§ Task objective: Should any entry include an image, skip the image and copy the entry exactly.

§ Data extracts:
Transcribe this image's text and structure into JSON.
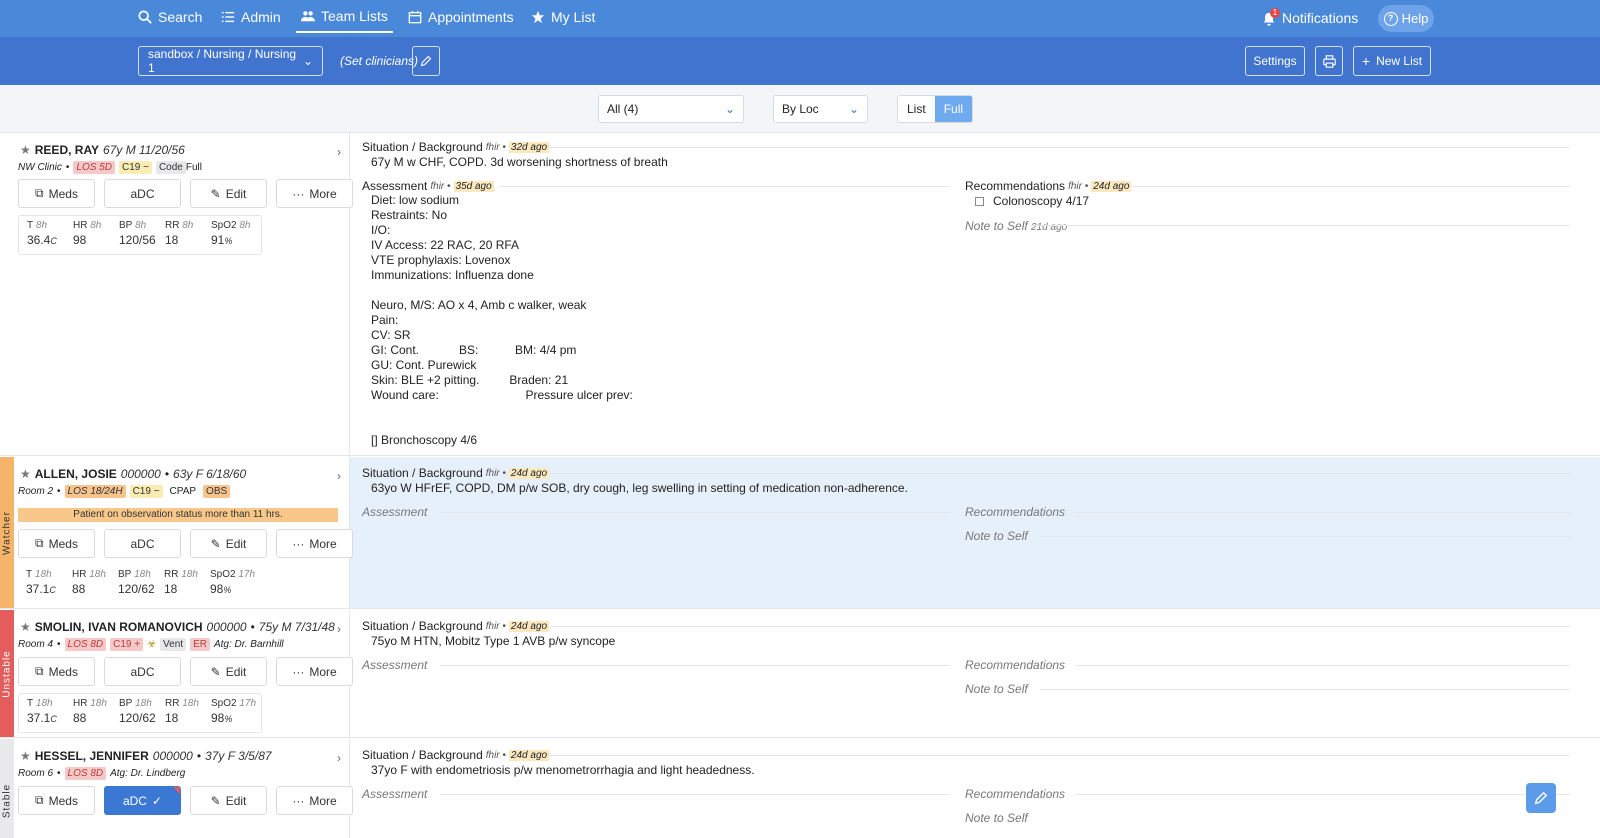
{
  "nav": {
    "search": "Search",
    "admin": "Admin",
    "team_lists": "Team Lists",
    "appointments": "Appointments",
    "my_list": "My List",
    "notifications": "Notifications",
    "notif_count": "1",
    "help": "Help"
  },
  "subbar": {
    "list_path": "sandbox / Nursing / Nursing 1",
    "set_clinicians": "(Set clinicians)",
    "settings": "Settings",
    "new_list": "New List"
  },
  "filters": {
    "group": "All (4)",
    "sort": "By Loc",
    "view_list": "List",
    "view_full": "Full"
  },
  "actions": {
    "meds": "Meds",
    "adc": "aDC",
    "edit": "Edit",
    "more": "More"
  },
  "labels": {
    "situation": "Situation / Background",
    "assessment": "Assessment",
    "recommendations": "Recommendations",
    "note_to_self": "Note to Self",
    "fhir": "fhir •"
  },
  "patients": [
    {
      "name": "REED, RAY",
      "mrn": "",
      "demo": "67y  M  11/20/56",
      "loc": "NW Clinic",
      "los": "LOS 5D",
      "c19": "C19 −",
      "code_label": "Code",
      "code": "Full",
      "status": "",
      "sb_ago": "32d ago",
      "situation": "67y M w CHF, COPD. 3d worsening shortness of breath",
      "assess_ago": "35d ago",
      "assessment": "Diet: low sodium\nRestraints: No\nI/O:\nIV Access: 22 RAC, 20 RFA\nVTE prophylaxis: Lovenox\nImmunizations: Influenza done\n\nNeuro, M/S: AO x 4, Amb c walker, weak\nPain:\nCV: SR\nGI: Cont.            BS:           BM: 4/4 pm\nGU: Cont. Purewick\nSkin: BLE +2 pitting.         Braden: 21\nWound care:                          Pressure ulcer prev:\n\n\n[] Bronchoscopy 4/6",
      "rec_ago": "24d ago",
      "rec_item": "Colonoscopy 4/17",
      "note_ago": "21d ago",
      "vitals": [
        {
          "k": "T",
          "t": "8h",
          "v": "36.4",
          "u": "C"
        },
        {
          "k": "HR",
          "t": "8h",
          "v": "98",
          "u": ""
        },
        {
          "k": "BP",
          "t": "8h",
          "v": "120/56",
          "u": ""
        },
        {
          "k": "RR",
          "t": "8h",
          "v": "18",
          "u": ""
        },
        {
          "k": "SpO2",
          "t": "8h",
          "v": "91",
          "u": "%"
        }
      ]
    },
    {
      "name": "ALLEN, JOSIE",
      "mrn": "000000",
      "demo": "63y  F  6/18/60",
      "loc": "Room 2",
      "los": "LOS 18/24H",
      "c19": "C19 −",
      "cpap": "CPAP",
      "obs": "OBS",
      "status": "Watcher",
      "warning": "Patient on observation status more than 11 hrs.",
      "sb_ago": "24d ago",
      "situation": "63yo W HFrEF, COPD, DM p/w SOB, dry cough, leg swelling in setting of medication non-adherence.",
      "vitals": [
        {
          "k": "T",
          "t": "18h",
          "v": "37.1",
          "u": "C"
        },
        {
          "k": "HR",
          "t": "18h",
          "v": "88",
          "u": ""
        },
        {
          "k": "BP",
          "t": "18h",
          "v": "120/62",
          "u": ""
        },
        {
          "k": "RR",
          "t": "18h",
          "v": "18",
          "u": ""
        },
        {
          "k": "SpO2",
          "t": "17h",
          "v": "98",
          "u": "%"
        }
      ]
    },
    {
      "name": "SMOLIN, IVAN ROMANOVICH",
      "mrn": "000000",
      "demo": "75y  M  7/31/48",
      "loc": "Room 4",
      "los": "LOS 8D",
      "c19": "C19 +",
      "vent": "Vent",
      "er": "ER",
      "attending": "Atg: Dr. Barnhill",
      "status": "Unstable",
      "sb_ago": "24d ago",
      "situation": "75yo M HTN, Mobitz Type 1 AVB p/w syncope",
      "vitals": [
        {
          "k": "T",
          "t": "18h",
          "v": "37.1",
          "u": "C"
        },
        {
          "k": "HR",
          "t": "18h",
          "v": "88",
          "u": ""
        },
        {
          "k": "BP",
          "t": "18h",
          "v": "120/62",
          "u": ""
        },
        {
          "k": "RR",
          "t": "18h",
          "v": "18",
          "u": ""
        },
        {
          "k": "SpO2",
          "t": "17h",
          "v": "98",
          "u": "%"
        }
      ]
    },
    {
      "name": "HESSEL, JENNIFER",
      "mrn": "000000",
      "demo": "37y  F  3/5/87",
      "loc": "Room 6",
      "los": "LOS 8D",
      "attending": "Atg: Dr. Lindberg",
      "status": "Stable",
      "sb_ago": "24d ago",
      "situation": "37yo F with endometriosis p/w menometrorrhagia and light headedness."
    }
  ],
  "colors": {
    "nav": "#4a88d9",
    "subbar": "#4174ce",
    "watcher": "#f6b46b",
    "unstable": "#e35d5d",
    "stable": "#e9e9eb",
    "row_highlight": "#e6f0fb"
  }
}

§ Answer to this problem:
Transcribe this image's text and structure into JSON.
{
  "nav": {
    "search": "Search",
    "admin": "Admin",
    "team_lists": "Team Lists",
    "appointments": "Appointments",
    "my_list": "My List",
    "notifications": "Notifications",
    "notif_count": "1",
    "help": "Help"
  },
  "subbar": {
    "list_path": "sandbox / Nursing / Nursing 1",
    "set_clinicians": "(Set clinicians)",
    "settings": "Settings",
    "new_list": "New List"
  },
  "filters": {
    "group": "All (4)",
    "sort": "By Loc",
    "view_list": "List",
    "view_full": "Full"
  },
  "actions": {
    "meds": "Meds",
    "adc": "aDC",
    "edit": "Edit",
    "more": "More"
  },
  "labels": {
    "situation": "Situation / Background",
    "assessment": "Assessment",
    "recommendations": "Recommendations",
    "note_to_self": "Note to Self",
    "fhir": "fhir •"
  },
  "patients": [
    {
      "name": "REED, RAY",
      "mrn": "",
      "demo": "67y  M  11/20/56",
      "loc": "NW Clinic",
      "los": "LOS 5D",
      "c19": "C19 −",
      "code_label": "Code",
      "code": "Full",
      "status": "",
      "sb_ago": "32d ago",
      "situation": "67y M w CHF, COPD. 3d worsening shortness of breath",
      "assess_ago": "35d ago",
      "assessment": "Diet: low sodium\nRestraints: No\nI/O:\nIV Access: 22 RAC, 20 RFA\nVTE prophylaxis: Lovenox\nImmunizations: Influenza done\n\nNeuro, M/S: AO x 4, Amb c walker, weak\nPain:\nCV: SR\nGI: Cont.            BS:           BM: 4/4 pm\nGU: Cont. Purewick\nSkin: BLE +2 pitting.         Braden: 21\nWound care:                          Pressure ulcer prev:\n\n\n[] Bronchoscopy 4/6",
      "rec_ago": "24d ago",
      "rec_item": "Colonoscopy 4/17",
      "note_ago": "21d ago",
      "vitals": [
        {
          "k": "T",
          "t": "8h",
          "v": "36.4",
          "u": "C"
        },
        {
          "k": "HR",
          "t": "8h",
          "v": "98",
          "u": ""
        },
        {
          "k": "BP",
          "t": "8h",
          "v": "120/56",
          "u": ""
        },
        {
          "k": "RR",
          "t": "8h",
          "v": "18",
          "u": ""
        },
        {
          "k": "SpO2",
          "t": "8h",
          "v": "91",
          "u": "%"
        }
      ]
    },
    {
      "name": "ALLEN, JOSIE",
      "mrn": "000000",
      "demo": "63y  F  6/18/60",
      "loc": "Room 2",
      "los": "LOS 18/24H",
      "c19": "C19 −",
      "cpap": "CPAP",
      "obs": "OBS",
      "status": "Watcher",
      "warning": "Patient on observation status more than 11 hrs.",
      "sb_ago": "24d ago",
      "situation": "63yo W HFrEF, COPD, DM p/w SOB, dry cough, leg swelling in setting of medication non-adherence.",
      "vitals": [
        {
          "k": "T",
          "t": "18h",
          "v": "37.1",
          "u": "C"
        },
        {
          "k": "HR",
          "t": "18h",
          "v": "88",
          "u": ""
        },
        {
          "k": "BP",
          "t": "18h",
          "v": "120/62",
          "u": ""
        },
        {
          "k": "RR",
          "t": "18h",
          "v": "18",
          "u": ""
        },
        {
          "k": "SpO2",
          "t": "17h",
          "v": "98",
          "u": "%"
        }
      ]
    },
    {
      "name": "SMOLIN, IVAN ROMANOVICH",
      "mrn": "000000",
      "demo": "75y  M  7/31/48",
      "loc": "Room 4",
      "los": "LOS 8D",
      "c19": "C19 +",
      "vent": "Vent",
      "er": "ER",
      "attending": "Atg: Dr. Barnhill",
      "status": "Unstable",
      "sb_ago": "24d ago",
      "situation": "75yo M HTN, Mobitz Type 1 AVB p/w syncope",
      "vitals": [
        {
          "k": "T",
          "t": "18h",
          "v": "37.1",
          "u": "C"
        },
        {
          "k": "HR",
          "t": "18h",
          "v": "88",
          "u": ""
        },
        {
          "k": "BP",
          "t": "18h",
          "v": "120/62",
          "u": ""
        },
        {
          "k": "RR",
          "t": "18h",
          "v": "18",
          "u": ""
        },
        {
          "k": "SpO2",
          "t": "17h",
          "v": "98",
          "u": "%"
        }
      ]
    },
    {
      "name": "HESSEL, JENNIFER",
      "mrn": "000000",
      "demo": "37y  F  3/5/87",
      "loc": "Room 6",
      "los": "LOS 8D",
      "attending": "Atg: Dr. Lindberg",
      "status": "Stable",
      "sb_ago": "24d ago",
      "situation": "37yo F with endometriosis p/w menometrorrhagia and light headedness."
    }
  ],
  "colors": {
    "nav": "#4a88d9",
    "subbar": "#4174ce",
    "watcher": "#f6b46b",
    "unstable": "#e35d5d",
    "stable": "#e9e9eb",
    "row_highlight": "#e6f0fb"
  }
}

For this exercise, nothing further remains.